Questions ▸
• A. Rewrite everything from "Global Health Alert" down to "become potentially fatal." in the antibiotic misuse article, changing "grazed knee" to "cut finger" each time it occurs.
• B. Write what comes next in the article about the WHO warning on antibiotic resistance, picking up after its final sentence.

----- Extract to read

Global Health Alert Over Antibiotics Misuse

Antibiotics will soon become so ineffective that a sore throat or grazed knee could kill, according to a warning from the World Health Organisation.

The world is approaching a post-antibiotic era, which could bring about "the end of modern medicine as we know it", according to the World Health Organisation (WHO).

Dr Margaret Chan, director general of the World Health Organisation, is warning humans are developing such resistance to the drugs that common complaints like a sore throat or grazed knee could become potentially fatal.

She said routine operations might become too dangerous, with every antibiotic ever developed "at risk of becoming useless".

The threat was "global, extremely serious, and growing", Dr Chan said.

"A post-antibiotic era means, in effect, an end to modern medicine as we know it," she told a conference of infectious disease experts in Copenhagen.

"Things as common as strep throat or a child's scratched knee could once again kill.

"Some sophisticated interventions, like hip replacements, organ transplants, cancer chemotherapy, and care of pre-term infants, would become far more difficult or even too dangerous to undertake.

"At a time of multiple calamities in the world, we cannot allow the loss of essential antimicrobials, essential cures for many millions of people, to become the next global crisis."

----------
----- Exercise data

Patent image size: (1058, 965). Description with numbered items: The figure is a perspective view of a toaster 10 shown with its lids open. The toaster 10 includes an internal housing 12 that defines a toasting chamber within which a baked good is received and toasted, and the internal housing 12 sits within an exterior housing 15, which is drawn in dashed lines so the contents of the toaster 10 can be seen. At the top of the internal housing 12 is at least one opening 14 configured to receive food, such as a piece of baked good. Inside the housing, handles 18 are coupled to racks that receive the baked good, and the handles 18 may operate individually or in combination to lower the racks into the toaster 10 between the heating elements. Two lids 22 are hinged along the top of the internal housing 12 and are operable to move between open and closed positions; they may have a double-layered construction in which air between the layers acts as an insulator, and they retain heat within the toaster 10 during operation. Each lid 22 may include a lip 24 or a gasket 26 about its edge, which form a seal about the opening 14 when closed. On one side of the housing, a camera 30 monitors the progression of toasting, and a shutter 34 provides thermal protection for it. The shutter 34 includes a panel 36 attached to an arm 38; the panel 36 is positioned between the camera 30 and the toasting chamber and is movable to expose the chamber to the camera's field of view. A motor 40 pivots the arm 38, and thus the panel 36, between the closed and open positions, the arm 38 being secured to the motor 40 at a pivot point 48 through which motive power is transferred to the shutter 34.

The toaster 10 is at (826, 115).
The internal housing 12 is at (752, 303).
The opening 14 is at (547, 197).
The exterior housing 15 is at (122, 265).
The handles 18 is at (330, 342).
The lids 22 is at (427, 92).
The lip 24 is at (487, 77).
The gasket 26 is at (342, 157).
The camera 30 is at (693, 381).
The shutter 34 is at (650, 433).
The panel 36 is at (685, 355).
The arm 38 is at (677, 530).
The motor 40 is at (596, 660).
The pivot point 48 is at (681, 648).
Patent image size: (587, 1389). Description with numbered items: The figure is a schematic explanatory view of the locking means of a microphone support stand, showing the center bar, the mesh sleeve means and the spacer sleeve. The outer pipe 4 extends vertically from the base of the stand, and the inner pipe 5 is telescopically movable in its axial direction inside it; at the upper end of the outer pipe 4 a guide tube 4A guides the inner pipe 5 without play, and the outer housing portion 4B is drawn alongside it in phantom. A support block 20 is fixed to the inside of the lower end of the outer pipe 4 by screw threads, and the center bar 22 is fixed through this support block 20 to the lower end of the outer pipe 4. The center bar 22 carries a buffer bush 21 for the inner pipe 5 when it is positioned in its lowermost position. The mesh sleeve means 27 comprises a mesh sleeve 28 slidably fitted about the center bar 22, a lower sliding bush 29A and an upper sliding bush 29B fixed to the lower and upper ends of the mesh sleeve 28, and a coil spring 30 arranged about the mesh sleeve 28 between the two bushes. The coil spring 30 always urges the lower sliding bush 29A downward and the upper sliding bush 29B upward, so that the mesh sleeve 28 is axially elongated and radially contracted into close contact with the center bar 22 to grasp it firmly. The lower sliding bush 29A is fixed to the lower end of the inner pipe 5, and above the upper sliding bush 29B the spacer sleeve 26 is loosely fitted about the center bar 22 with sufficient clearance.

----------

Response list ▸
• A.
Global Health Alert Over Antibiotics Misuse

Antibiotics will soon become so ineffective that a sore throat or cut finger could kill, according to a warning from the World Health Organisation.

The world is approaching a post-antibiotic era, which could bring about "the end of modern medicine as we know it", according to the World Health Organisation (WHO).

Dr Margaret Chan, director general of the World Health Organisation, is warning humans are developing such resistance to the drugs that common complaints like a sore throat or cut finger could become potentially fatal.

• B.
Replacement treatments, she cautioned, would be more costly, more toxic and might require treatment in intensive care units.

Life-saving drugs to treat tuberculosis, malaria and HIV/Aids could also be affected.

Dr Chan said: "Among the world's 12 million cases of tuberculosis in 2010, WHO estimates that 650,000 involved multidrug-resistant TB strains.

"Treatment of MDR-TB is extremely complicated, typically requiring two years of medication with toxic and expensive medicines, some of which are in constant short supply.

"Even with the best of care, only slightly more than 50% of these patients will be cured."

She criticised the "gross misuse" of antibiotics both in humans and livestock.

She said doctors prescribing the drugs too frequently and for too long, and the greater quantities of antibiotics used in healthy animals worldwide than in unhealthy humans, was a cause for great concern.

The pipeline, in terms of developing new antibiotics, is "virtually dry", Dr Chan warned.

"The cupboard is nearly bare. Prospects for turning this situation around look dim."

But, despite the global warnings, demand for antibiotics from patients has not diminished.

A north London GP, Dr David Lloyd, told Sky News: "A lot of our patients, because of the pressures they are under in their everyday lives, feel that they need everything they can to get better as quickly as possible.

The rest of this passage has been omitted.